Task material:
****************

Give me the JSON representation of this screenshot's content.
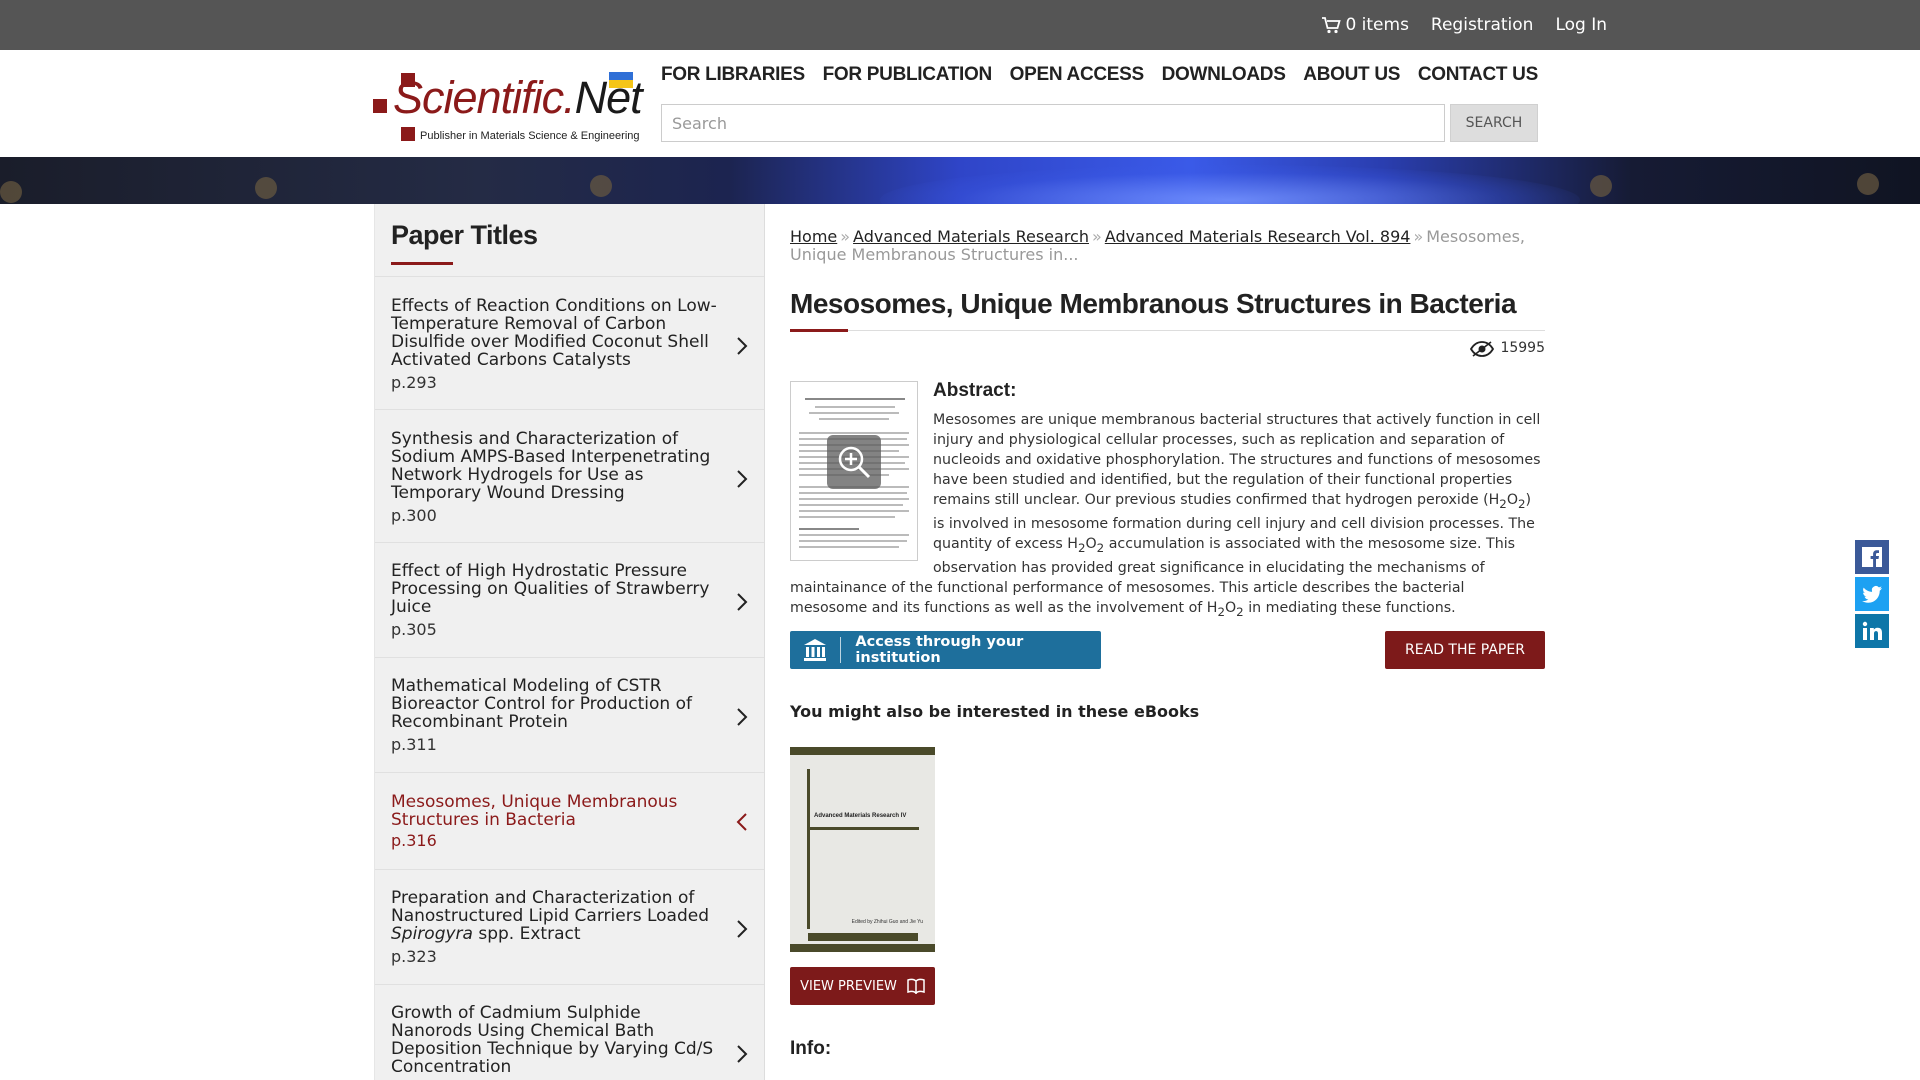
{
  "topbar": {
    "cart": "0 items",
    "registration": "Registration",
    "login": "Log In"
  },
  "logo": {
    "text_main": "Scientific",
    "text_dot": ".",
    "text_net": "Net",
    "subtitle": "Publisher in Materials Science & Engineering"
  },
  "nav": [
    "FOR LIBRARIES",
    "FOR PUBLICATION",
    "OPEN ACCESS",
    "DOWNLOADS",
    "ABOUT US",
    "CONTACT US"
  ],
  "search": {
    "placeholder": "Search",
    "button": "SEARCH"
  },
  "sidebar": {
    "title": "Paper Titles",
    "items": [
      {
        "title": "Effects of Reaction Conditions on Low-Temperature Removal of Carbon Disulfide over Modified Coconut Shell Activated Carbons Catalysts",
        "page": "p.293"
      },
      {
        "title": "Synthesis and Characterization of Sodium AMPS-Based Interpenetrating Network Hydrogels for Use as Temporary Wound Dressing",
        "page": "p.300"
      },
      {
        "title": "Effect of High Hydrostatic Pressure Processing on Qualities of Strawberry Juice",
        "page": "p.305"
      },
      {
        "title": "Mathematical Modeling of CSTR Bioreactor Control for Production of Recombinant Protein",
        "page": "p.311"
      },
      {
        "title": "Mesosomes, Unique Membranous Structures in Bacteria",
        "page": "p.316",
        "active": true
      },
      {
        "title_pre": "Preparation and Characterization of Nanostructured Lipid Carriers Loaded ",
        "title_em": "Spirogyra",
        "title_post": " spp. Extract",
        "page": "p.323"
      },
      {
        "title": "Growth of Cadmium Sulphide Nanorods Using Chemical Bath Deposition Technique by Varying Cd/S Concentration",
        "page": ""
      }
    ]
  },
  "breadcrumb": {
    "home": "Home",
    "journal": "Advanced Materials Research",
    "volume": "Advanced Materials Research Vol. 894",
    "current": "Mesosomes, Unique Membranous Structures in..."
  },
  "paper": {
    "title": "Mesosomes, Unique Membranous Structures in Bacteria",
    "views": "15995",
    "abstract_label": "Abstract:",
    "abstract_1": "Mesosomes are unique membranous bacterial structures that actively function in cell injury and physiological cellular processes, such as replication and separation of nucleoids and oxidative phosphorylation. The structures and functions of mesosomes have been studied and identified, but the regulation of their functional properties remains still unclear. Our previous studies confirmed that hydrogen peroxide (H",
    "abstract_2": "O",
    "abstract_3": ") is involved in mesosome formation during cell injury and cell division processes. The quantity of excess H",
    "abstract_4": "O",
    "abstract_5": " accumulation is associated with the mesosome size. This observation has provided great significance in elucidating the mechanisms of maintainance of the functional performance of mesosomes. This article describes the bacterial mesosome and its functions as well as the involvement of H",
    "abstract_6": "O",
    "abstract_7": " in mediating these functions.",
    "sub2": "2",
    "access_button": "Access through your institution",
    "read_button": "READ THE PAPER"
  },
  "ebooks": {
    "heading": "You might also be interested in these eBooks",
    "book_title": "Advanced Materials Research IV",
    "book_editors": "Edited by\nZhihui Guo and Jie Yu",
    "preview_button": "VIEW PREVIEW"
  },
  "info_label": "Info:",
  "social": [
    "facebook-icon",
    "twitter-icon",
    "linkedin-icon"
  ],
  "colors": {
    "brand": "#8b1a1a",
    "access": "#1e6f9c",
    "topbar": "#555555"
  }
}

****************

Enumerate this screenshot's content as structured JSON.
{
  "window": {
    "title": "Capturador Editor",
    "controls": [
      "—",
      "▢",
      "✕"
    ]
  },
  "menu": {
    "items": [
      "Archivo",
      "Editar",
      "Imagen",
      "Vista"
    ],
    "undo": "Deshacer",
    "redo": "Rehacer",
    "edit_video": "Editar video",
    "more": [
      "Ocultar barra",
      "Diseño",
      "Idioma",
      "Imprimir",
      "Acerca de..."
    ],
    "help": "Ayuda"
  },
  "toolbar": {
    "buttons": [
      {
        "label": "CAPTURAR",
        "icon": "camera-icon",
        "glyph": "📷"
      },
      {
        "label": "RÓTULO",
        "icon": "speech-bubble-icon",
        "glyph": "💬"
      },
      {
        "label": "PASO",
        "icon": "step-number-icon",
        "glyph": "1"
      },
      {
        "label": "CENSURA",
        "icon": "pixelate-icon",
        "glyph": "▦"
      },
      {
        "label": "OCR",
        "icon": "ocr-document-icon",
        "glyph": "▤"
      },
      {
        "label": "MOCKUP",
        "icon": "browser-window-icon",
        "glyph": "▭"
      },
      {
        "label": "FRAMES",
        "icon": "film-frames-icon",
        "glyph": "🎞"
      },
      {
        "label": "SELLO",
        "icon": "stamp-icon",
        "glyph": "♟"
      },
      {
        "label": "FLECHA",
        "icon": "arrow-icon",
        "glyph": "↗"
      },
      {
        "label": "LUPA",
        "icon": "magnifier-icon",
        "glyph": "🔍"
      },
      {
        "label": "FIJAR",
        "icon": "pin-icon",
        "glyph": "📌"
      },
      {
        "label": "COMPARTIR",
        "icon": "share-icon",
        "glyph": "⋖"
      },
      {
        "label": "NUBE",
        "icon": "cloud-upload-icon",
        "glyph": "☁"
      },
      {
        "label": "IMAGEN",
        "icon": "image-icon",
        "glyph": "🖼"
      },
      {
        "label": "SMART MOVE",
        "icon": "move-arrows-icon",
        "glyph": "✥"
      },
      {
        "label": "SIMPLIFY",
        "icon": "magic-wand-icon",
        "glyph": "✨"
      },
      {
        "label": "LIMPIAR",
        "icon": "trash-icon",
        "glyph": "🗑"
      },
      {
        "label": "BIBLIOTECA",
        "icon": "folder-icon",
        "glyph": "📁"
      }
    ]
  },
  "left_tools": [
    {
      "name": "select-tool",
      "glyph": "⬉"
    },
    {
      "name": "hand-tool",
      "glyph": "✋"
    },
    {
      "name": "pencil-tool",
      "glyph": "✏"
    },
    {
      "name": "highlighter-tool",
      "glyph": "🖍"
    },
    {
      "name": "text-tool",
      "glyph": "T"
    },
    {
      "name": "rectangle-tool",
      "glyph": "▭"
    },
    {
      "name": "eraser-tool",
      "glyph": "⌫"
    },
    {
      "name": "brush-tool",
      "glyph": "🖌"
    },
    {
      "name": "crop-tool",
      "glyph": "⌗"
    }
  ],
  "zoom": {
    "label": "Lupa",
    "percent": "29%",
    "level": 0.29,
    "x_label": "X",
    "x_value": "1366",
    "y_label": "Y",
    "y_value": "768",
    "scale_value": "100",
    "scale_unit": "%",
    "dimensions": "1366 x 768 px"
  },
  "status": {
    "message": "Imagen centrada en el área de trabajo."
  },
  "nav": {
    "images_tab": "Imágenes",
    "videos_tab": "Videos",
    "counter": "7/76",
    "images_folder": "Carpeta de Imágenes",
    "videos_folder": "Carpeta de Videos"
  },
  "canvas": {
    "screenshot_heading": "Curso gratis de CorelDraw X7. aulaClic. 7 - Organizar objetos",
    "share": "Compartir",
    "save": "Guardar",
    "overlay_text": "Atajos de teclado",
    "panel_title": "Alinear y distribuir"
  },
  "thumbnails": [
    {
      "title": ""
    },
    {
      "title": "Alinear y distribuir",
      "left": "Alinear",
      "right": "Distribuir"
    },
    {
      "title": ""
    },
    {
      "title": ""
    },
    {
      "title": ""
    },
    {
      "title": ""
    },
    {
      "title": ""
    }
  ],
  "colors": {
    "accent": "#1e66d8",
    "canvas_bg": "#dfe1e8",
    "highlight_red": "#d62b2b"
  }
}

****************

Activity:
Wherever the word "JSON" appears in the records above, copy that line.

Solution to the exercise:
Give me the JSON representation of this screenshot's content.
Enumerate this screenshot's content as structured JSON.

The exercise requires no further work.